What to produce: Output the data word for word, dropping every image.

Information shown:
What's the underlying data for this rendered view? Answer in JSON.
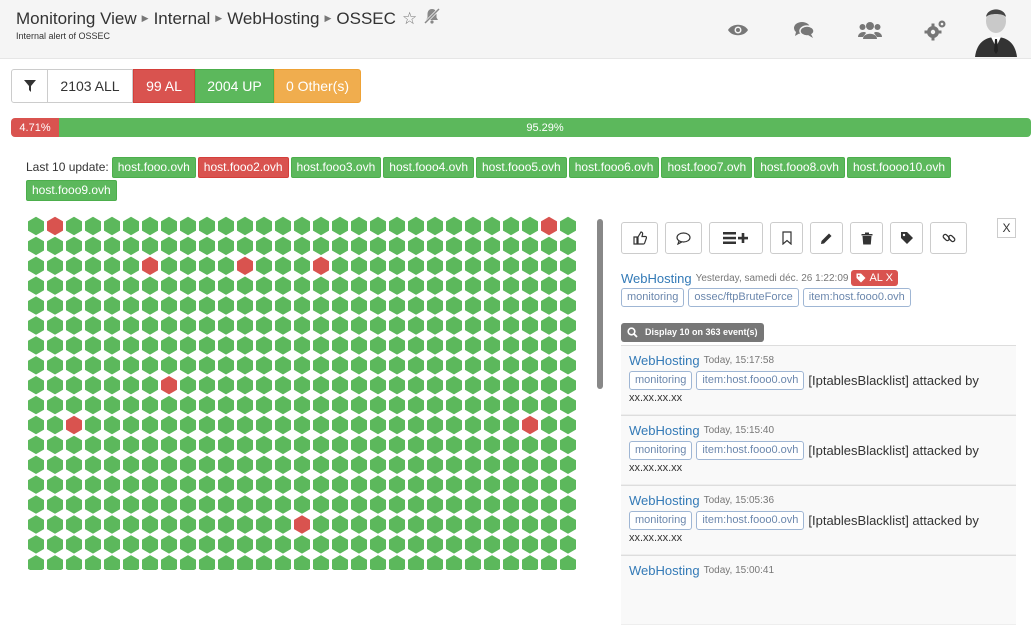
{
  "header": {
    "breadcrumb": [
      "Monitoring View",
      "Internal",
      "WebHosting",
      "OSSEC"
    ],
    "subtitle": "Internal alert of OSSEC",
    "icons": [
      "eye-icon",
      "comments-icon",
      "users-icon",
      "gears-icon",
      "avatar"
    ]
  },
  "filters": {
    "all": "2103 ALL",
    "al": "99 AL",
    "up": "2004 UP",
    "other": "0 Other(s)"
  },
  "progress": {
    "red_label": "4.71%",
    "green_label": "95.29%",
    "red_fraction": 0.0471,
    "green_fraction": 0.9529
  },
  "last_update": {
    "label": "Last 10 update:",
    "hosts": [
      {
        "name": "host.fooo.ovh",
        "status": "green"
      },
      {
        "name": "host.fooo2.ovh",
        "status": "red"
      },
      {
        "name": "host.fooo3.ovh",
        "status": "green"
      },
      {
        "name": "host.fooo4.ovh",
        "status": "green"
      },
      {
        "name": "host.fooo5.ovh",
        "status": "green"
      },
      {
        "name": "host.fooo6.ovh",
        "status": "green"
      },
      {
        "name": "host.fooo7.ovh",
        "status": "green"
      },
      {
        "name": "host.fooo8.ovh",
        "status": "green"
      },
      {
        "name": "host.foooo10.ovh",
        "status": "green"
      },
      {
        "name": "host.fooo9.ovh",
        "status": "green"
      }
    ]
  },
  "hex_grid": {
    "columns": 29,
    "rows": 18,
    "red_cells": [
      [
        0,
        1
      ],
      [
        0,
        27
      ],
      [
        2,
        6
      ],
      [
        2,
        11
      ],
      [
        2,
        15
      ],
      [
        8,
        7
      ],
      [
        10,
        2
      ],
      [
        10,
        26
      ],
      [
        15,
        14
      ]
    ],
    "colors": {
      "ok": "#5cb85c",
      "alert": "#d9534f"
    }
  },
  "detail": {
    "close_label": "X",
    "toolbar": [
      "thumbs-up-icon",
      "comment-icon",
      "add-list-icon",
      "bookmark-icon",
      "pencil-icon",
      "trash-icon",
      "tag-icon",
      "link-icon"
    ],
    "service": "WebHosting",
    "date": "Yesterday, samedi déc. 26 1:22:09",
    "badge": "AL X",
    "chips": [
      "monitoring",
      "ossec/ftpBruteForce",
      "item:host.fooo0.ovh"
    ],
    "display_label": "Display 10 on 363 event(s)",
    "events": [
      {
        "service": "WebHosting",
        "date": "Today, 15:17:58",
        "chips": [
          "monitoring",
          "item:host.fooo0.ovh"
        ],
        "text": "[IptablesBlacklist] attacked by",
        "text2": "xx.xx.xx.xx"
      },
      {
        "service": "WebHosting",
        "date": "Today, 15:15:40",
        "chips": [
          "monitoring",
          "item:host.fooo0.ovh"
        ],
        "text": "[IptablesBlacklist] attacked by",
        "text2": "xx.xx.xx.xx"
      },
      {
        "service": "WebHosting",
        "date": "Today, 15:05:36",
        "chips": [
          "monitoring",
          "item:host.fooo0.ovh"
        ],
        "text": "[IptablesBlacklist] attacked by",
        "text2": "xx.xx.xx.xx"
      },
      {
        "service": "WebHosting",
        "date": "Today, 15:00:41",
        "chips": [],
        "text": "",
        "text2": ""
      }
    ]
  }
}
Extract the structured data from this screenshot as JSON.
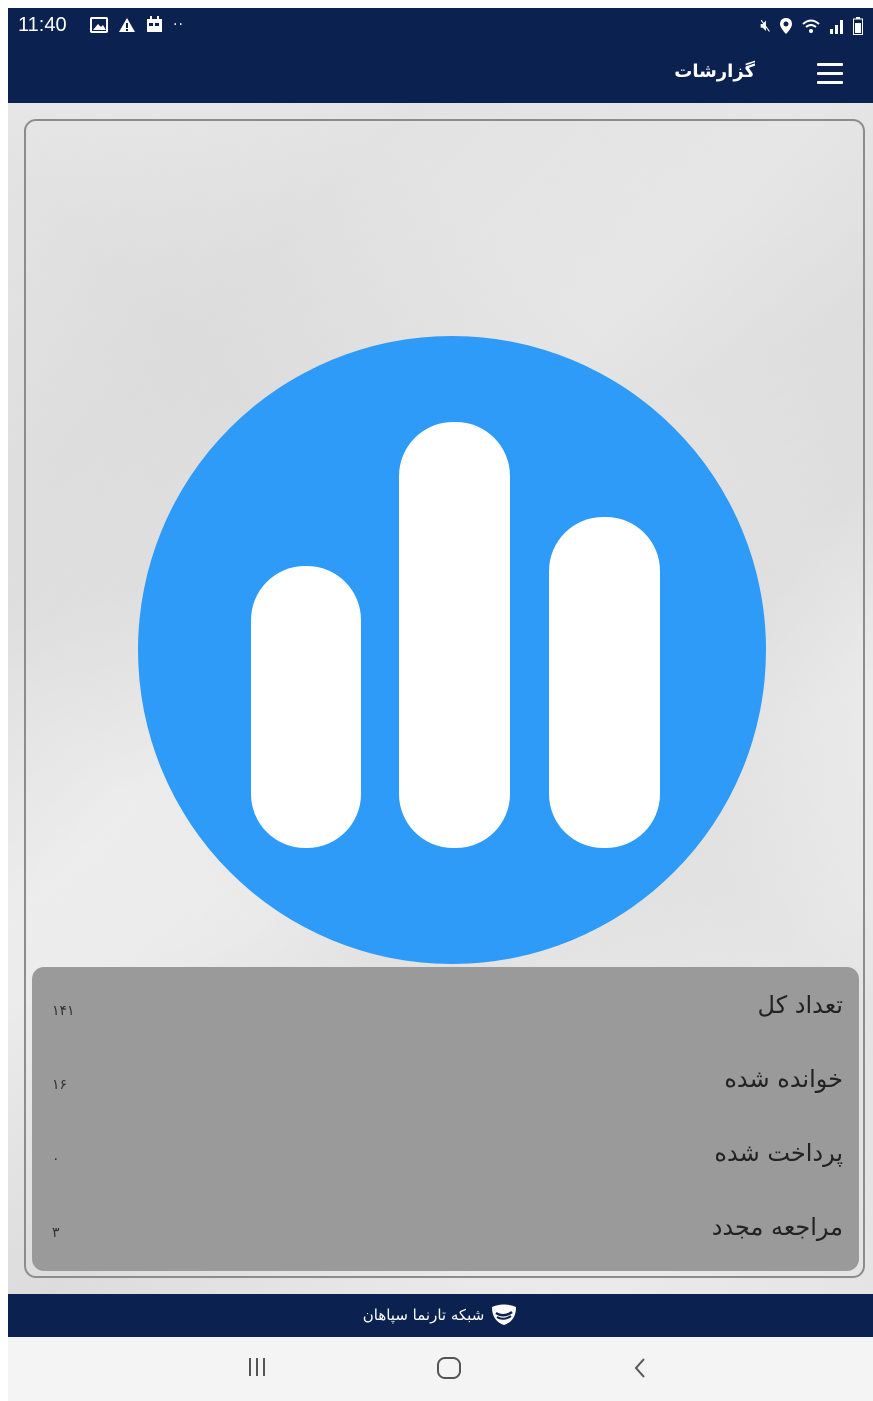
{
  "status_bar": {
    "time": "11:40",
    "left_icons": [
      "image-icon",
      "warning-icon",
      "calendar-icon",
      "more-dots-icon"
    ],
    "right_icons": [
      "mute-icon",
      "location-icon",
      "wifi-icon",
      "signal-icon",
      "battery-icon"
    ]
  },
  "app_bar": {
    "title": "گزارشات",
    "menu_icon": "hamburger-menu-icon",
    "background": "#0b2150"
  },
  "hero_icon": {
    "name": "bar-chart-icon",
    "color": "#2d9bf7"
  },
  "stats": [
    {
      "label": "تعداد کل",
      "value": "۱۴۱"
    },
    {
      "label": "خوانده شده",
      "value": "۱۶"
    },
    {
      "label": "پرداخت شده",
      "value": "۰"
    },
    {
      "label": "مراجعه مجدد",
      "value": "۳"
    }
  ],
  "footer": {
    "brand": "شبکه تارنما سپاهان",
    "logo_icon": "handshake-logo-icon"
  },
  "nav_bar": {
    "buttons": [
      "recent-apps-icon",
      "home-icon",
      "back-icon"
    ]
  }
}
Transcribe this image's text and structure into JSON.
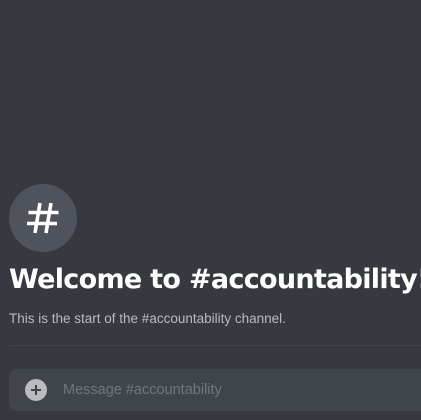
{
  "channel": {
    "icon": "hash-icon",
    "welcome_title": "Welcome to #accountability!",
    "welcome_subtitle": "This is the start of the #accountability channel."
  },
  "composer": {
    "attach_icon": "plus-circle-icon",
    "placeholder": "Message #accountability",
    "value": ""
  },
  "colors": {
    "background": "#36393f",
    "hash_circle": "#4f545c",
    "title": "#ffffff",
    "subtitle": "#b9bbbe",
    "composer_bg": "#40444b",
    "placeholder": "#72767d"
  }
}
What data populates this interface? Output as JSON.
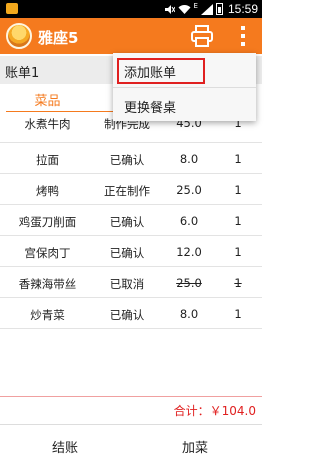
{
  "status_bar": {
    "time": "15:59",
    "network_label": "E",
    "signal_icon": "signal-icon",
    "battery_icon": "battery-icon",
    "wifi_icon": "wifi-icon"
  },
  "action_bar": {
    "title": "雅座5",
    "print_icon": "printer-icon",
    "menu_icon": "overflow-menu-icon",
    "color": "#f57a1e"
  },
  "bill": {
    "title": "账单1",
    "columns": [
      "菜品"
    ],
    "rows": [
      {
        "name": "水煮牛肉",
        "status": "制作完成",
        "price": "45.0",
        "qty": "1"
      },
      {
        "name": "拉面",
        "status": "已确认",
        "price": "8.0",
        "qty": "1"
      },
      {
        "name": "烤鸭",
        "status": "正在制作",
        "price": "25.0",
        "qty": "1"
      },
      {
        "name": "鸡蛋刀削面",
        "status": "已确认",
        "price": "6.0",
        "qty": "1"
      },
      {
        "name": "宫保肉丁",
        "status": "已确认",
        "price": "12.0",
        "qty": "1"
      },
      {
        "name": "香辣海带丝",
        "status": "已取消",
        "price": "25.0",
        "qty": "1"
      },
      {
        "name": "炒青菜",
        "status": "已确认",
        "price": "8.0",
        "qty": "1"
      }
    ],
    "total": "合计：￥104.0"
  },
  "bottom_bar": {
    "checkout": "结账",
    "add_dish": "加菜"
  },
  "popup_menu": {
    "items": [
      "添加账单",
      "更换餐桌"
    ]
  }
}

Problem solution:
What's the underlying data for this rendered view? Answer in JSON.
{
  "header": {
    "breadcrumb": [
      "Monitoring View",
      "Internal",
      "WebHosting",
      "OSSEC"
    ],
    "subtitle": "Internal alert of OSSEC",
    "icons": [
      "eye-icon",
      "comments-icon",
      "users-icon",
      "gears-icon",
      "avatar"
    ]
  },
  "filters": {
    "all": "2103 ALL",
    "al": "99 AL",
    "up": "2004 UP",
    "other": "0 Other(s)"
  },
  "progress": {
    "red_label": "4.71%",
    "green_label": "95.29%",
    "red_fraction": 0.0471,
    "green_fraction": 0.9529
  },
  "last_update": {
    "label": "Last 10 update:",
    "hosts": [
      {
        "name": "host.fooo.ovh",
        "status": "green"
      },
      {
        "name": "host.fooo2.ovh",
        "status": "red"
      },
      {
        "name": "host.fooo3.ovh",
        "status": "green"
      },
      {
        "name": "host.fooo4.ovh",
        "status": "green"
      },
      {
        "name": "host.fooo5.ovh",
        "status": "green"
      },
      {
        "name": "host.fooo6.ovh",
        "status": "green"
      },
      {
        "name": "host.fooo7.ovh",
        "status": "green"
      },
      {
        "name": "host.fooo8.ovh",
        "status": "green"
      },
      {
        "name": "host.foooo10.ovh",
        "status": "green"
      },
      {
        "name": "host.fooo9.ovh",
        "status": "green"
      }
    ]
  },
  "hex_grid": {
    "columns": 29,
    "rows": 18,
    "red_cells": [
      [
        0,
        1
      ],
      [
        0,
        27
      ],
      [
        2,
        6
      ],
      [
        2,
        11
      ],
      [
        2,
        15
      ],
      [
        8,
        7
      ],
      [
        10,
        2
      ],
      [
        10,
        26
      ],
      [
        15,
        14
      ]
    ],
    "colors": {
      "ok": "#5cb85c",
      "alert": "#d9534f"
    }
  },
  "detail": {
    "close_label": "X",
    "toolbar": [
      "thumbs-up-icon",
      "comment-icon",
      "add-list-icon",
      "bookmark-icon",
      "pencil-icon",
      "trash-icon",
      "tag-icon",
      "link-icon"
    ],
    "service": "WebHosting",
    "date": "Yesterday, samedi déc. 26 1:22:09",
    "badge": "AL X",
    "chips": [
      "monitoring",
      "ossec/ftpBruteForce",
      "item:host.fooo0.ovh"
    ],
    "display_label": "Display 10 on 363 event(s)",
    "events": [
      {
        "service": "WebHosting",
        "date": "Today, 15:17:58",
        "chips": [
          "monitoring",
          "item:host.fooo0.ovh"
        ],
        "text": "[IptablesBlacklist] attacked by",
        "text2": "xx.xx.xx.xx"
      },
      {
        "service": "WebHosting",
        "date": "Today, 15:15:40",
        "chips": [
          "monitoring",
          "item:host.fooo0.ovh"
        ],
        "text": "[IptablesBlacklist] attacked by",
        "text2": "xx.xx.xx.xx"
      },
      {
        "service": "WebHosting",
        "date": "Today, 15:05:36",
        "chips": [
          "monitoring",
          "item:host.fooo0.ovh"
        ],
        "text": "[IptablesBlacklist] attacked by",
        "text2": "xx.xx.xx.xx"
      },
      {
        "service": "WebHosting",
        "date": "Today, 15:00:41",
        "chips": [],
        "text": "",
        "text2": ""
      }
    ]
  }
}
Extract the structured data from this screenshot as JSON.
{
  "status_bar": {
    "time": "11:40",
    "left_icons": [
      "image-icon",
      "warning-icon",
      "calendar-icon",
      "more-dots-icon"
    ],
    "right_icons": [
      "mute-icon",
      "location-icon",
      "wifi-icon",
      "signal-icon",
      "battery-icon"
    ]
  },
  "app_bar": {
    "title": "گزارشات",
    "menu_icon": "hamburger-menu-icon",
    "background": "#0b2150"
  },
  "hero_icon": {
    "name": "bar-chart-icon",
    "color": "#2d9bf7"
  },
  "stats": [
    {
      "label": "تعداد کل",
      "value": "۱۴۱"
    },
    {
      "label": "خوانده شده",
      "value": "۱۶"
    },
    {
      "label": "پرداخت شده",
      "value": "۰"
    },
    {
      "label": "مراجعه مجدد",
      "value": "۳"
    }
  ],
  "footer": {
    "brand": "شبکه تارنما سپاهان",
    "logo_icon": "handshake-logo-icon"
  },
  "nav_bar": {
    "buttons": [
      "recent-apps-icon",
      "home-icon",
      "back-icon"
    ]
  }
}
Transcribe this image's text and structure into JSON.
{
  "channel": {
    "icon": "hash-icon",
    "welcome_title": "Welcome to #accountability!",
    "welcome_subtitle": "This is the start of the #accountability channel."
  },
  "composer": {
    "attach_icon": "plus-circle-icon",
    "placeholder": "Message #accountability",
    "value": ""
  },
  "colors": {
    "background": "#36393f",
    "hash_circle": "#4f545c",
    "title": "#ffffff",
    "subtitle": "#b9bbbe",
    "composer_bg": "#40444b",
    "placeholder": "#72767d"
  }
}
What data populates this interface? Output as JSON.
{
  "status_bar": {
    "time": "15:59",
    "network_label": "E",
    "signal_icon": "signal-icon",
    "battery_icon": "battery-icon",
    "wifi_icon": "wifi-icon"
  },
  "action_bar": {
    "title": "雅座5",
    "print_icon": "printer-icon",
    "menu_icon": "overflow-menu-icon",
    "color": "#f57a1e"
  },
  "bill": {
    "title": "账单1",
    "columns": [
      "菜品"
    ],
    "rows": [
      {
        "name": "水煮牛肉",
        "status": "制作完成",
        "price": "45.0",
        "qty": "1"
      },
      {
        "name": "拉面",
        "status": "已确认",
        "price": "8.0",
        "qty": "1"
      },
      {
        "name": "烤鸭",
        "status": "正在制作",
        "price": "25.0",
        "qty": "1"
      },
      {
        "name": "鸡蛋刀削面",
        "status": "已确认",
        "price": "6.0",
        "qty": "1"
      },
      {
        "name": "宫保肉丁",
        "status": "已确认",
        "price": "12.0",
        "qty": "1"
      },
      {
        "name": "香辣海带丝",
        "status": "已取消",
        "price": "25.0",
        "qty": "1"
      },
      {
        "name": "炒青菜",
        "status": "已确认",
        "price": "8.0",
        "qty": "1"
      }
    ],
    "total": "合计：￥104.0"
  },
  "bottom_bar": {
    "checkout": "结账",
    "add_dish": "加菜"
  },
  "popup_menu": {
    "items": [
      "添加账单",
      "更换餐桌"
    ]
  }
}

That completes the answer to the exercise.